** start Task data **

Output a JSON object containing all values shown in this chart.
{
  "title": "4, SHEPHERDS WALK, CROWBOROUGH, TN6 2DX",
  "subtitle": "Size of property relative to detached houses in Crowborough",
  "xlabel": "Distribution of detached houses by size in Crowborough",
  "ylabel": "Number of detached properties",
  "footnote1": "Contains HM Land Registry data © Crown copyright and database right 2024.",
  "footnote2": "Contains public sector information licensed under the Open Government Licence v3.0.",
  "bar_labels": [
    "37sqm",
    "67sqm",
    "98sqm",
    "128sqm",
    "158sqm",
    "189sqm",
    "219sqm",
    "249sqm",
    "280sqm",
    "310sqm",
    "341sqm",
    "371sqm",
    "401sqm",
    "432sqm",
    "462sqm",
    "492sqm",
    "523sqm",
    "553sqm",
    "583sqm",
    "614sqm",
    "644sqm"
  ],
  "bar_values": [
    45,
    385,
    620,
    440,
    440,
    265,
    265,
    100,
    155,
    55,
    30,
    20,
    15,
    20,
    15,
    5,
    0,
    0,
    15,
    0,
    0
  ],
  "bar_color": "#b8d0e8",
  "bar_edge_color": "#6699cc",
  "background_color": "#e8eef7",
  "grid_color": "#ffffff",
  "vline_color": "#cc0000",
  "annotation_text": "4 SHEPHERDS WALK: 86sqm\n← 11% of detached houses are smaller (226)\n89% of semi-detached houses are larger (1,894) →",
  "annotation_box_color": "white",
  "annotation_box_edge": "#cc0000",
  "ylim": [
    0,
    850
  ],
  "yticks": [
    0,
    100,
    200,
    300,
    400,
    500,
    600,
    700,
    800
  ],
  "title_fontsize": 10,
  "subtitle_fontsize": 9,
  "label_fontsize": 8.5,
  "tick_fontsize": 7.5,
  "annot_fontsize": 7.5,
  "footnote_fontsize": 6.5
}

** end Task data **

(What you are asked to do)
Count how many lines of the data include the word "houses". Your reply should be that number alone.

(Solution below)
3